Requirement :: Show every line of the records below that contains the word "khai".

Dataset excerpts ::
□ □ □

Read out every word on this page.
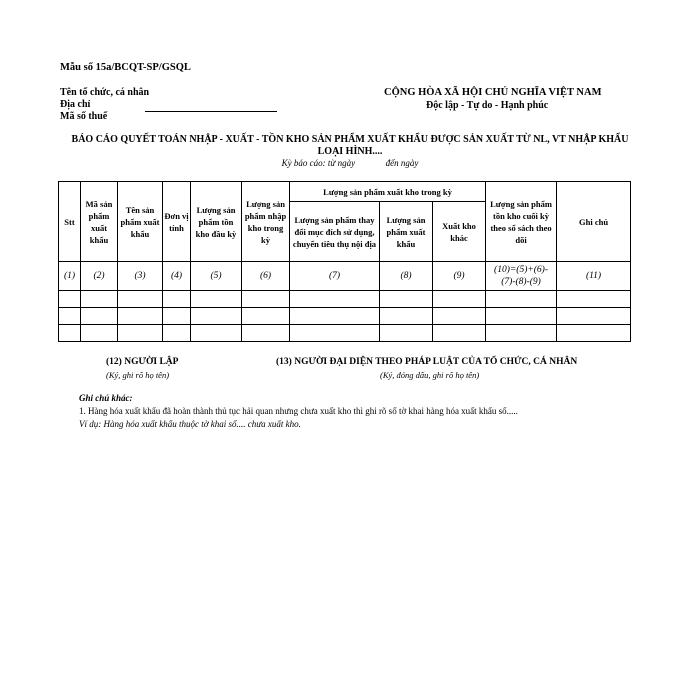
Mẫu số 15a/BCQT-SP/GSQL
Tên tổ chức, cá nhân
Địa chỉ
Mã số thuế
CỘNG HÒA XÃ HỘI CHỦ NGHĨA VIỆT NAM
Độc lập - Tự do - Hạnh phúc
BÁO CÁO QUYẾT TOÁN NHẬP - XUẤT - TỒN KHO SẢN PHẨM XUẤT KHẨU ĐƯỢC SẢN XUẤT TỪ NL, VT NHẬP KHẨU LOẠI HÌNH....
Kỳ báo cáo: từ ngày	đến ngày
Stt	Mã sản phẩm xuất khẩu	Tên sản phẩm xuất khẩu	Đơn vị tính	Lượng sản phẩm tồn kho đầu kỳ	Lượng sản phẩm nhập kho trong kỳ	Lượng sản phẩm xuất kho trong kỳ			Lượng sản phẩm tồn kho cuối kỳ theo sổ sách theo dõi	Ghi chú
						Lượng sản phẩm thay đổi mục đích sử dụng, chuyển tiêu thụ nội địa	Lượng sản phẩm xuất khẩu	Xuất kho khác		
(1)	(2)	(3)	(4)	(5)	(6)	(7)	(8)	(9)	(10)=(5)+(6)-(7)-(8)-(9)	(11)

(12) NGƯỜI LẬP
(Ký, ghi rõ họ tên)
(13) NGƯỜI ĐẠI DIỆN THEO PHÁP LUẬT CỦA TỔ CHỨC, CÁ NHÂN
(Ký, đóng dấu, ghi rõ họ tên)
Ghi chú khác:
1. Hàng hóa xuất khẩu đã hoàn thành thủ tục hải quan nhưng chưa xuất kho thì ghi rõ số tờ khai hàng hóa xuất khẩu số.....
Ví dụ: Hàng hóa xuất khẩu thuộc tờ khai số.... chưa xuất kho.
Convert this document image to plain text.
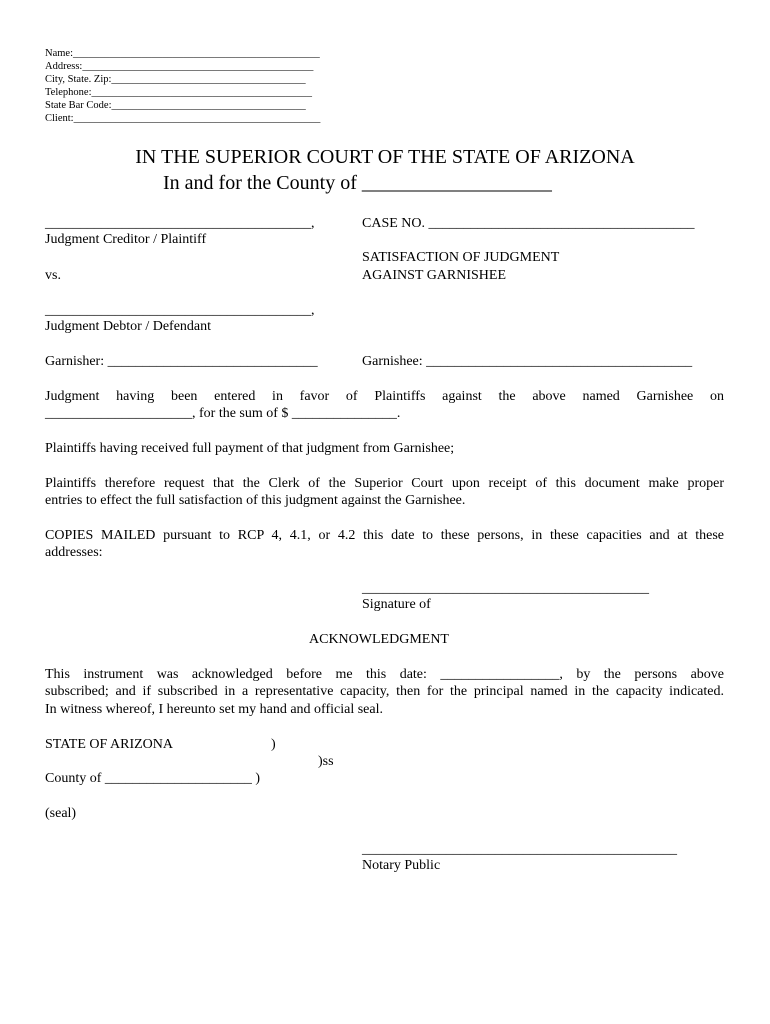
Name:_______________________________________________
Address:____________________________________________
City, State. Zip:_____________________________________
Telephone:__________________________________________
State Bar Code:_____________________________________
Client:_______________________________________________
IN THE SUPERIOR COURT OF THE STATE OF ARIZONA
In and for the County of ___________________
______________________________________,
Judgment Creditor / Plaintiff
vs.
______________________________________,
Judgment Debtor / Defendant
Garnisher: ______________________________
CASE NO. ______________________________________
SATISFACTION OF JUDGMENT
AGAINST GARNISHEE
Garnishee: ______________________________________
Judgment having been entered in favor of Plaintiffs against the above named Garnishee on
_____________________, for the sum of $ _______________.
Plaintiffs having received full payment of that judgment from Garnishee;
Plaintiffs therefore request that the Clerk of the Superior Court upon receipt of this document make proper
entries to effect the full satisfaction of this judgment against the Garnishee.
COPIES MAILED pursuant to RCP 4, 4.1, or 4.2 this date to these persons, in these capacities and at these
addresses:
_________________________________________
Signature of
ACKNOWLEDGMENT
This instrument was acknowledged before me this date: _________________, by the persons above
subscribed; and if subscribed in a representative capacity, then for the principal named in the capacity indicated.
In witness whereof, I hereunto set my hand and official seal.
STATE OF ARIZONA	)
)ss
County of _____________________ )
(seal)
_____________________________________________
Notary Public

□ □ □

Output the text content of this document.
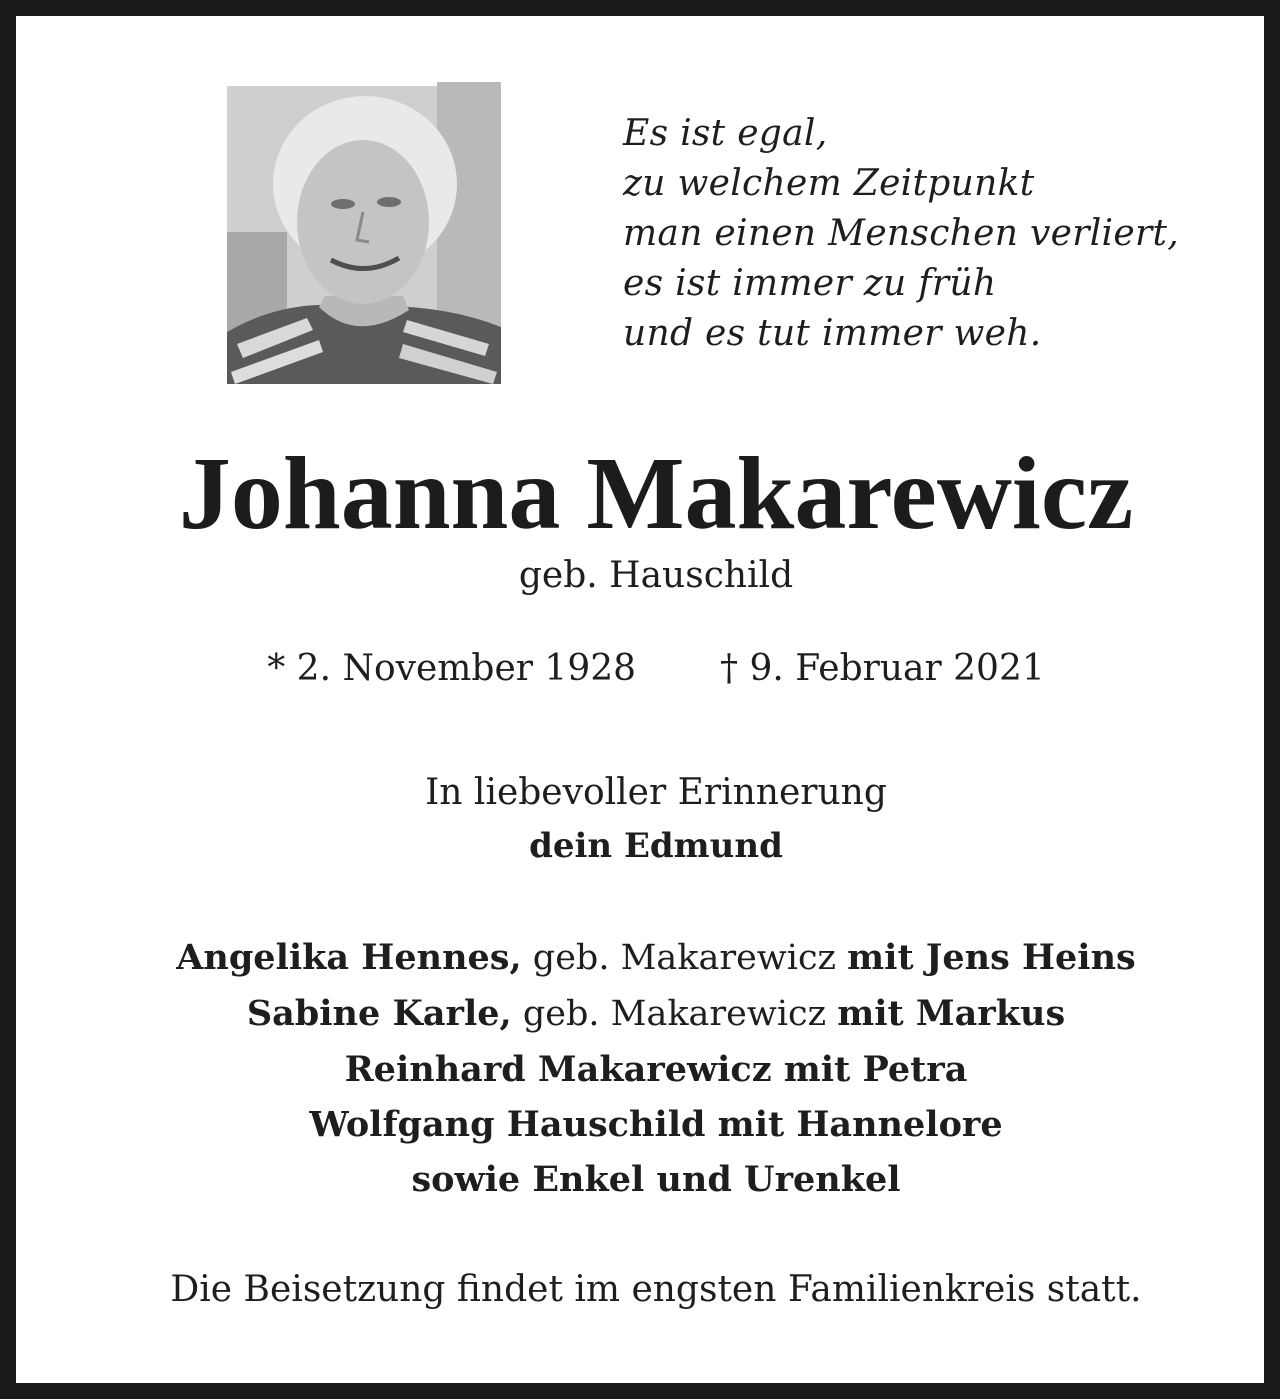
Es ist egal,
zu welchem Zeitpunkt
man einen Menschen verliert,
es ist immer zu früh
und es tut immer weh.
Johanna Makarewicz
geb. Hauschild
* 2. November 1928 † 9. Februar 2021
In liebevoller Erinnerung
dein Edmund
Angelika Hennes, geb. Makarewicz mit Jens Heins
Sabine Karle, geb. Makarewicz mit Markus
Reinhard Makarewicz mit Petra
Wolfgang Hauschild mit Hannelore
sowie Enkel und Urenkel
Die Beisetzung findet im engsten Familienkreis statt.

□ □ □

Task solution ::
1. Hàng hóa xuất khẩu đã hoàn thành thủ tục hải quan nhưng chưa xuất kho thì ghi rõ số tờ khai hàng hóa xuất khẩu số.....
Ví dụ: Hàng hóa xuất khẩu thuộc tờ khai số.... chưa xuất kho.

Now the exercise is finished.